● **Material for this exercise**
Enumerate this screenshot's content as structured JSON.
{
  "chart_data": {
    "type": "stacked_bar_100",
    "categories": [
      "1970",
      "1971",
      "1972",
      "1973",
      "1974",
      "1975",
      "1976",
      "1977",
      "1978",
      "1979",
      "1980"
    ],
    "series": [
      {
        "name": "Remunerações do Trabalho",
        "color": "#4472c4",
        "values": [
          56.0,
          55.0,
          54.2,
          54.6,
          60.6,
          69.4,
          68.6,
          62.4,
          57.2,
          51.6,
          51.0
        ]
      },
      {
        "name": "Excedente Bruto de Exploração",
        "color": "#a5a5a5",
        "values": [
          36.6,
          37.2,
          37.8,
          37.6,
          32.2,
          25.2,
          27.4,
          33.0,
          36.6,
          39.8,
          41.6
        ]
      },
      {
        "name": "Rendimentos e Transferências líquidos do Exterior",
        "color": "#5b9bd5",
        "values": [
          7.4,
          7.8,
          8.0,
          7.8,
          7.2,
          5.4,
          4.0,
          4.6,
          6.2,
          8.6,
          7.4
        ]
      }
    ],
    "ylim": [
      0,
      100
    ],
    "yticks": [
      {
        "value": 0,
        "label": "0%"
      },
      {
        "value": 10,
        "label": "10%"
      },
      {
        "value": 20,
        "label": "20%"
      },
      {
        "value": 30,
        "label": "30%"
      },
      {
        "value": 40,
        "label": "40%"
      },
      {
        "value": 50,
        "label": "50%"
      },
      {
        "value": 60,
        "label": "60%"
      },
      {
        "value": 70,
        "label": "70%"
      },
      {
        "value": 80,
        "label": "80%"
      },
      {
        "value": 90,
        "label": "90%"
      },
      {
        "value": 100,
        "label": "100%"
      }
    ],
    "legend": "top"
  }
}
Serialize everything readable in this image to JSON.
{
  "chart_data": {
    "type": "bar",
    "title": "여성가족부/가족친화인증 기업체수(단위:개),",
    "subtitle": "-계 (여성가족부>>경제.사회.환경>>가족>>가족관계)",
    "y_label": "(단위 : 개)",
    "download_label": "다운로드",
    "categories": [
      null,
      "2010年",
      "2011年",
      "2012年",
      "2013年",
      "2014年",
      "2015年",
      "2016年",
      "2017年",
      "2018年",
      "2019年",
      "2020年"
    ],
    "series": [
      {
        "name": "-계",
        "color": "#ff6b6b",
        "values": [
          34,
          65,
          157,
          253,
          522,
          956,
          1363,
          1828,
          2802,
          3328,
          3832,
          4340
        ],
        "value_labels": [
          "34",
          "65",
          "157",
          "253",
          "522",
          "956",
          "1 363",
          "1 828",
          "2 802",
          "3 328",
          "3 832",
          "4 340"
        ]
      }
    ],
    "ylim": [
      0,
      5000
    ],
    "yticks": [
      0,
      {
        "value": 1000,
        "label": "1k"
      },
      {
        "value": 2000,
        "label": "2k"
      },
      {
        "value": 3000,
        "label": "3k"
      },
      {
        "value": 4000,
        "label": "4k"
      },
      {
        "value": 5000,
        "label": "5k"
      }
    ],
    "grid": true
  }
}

● **Written task**
From the listing above, return each line with the word "여성가족부".

● **Task result**
    "title": "여성가족부/가족친화인증 기업체수(단위:개),",
    "subtitle": "-계 (여성가족부>>경제.사회.환경>>가족>>가족관계)",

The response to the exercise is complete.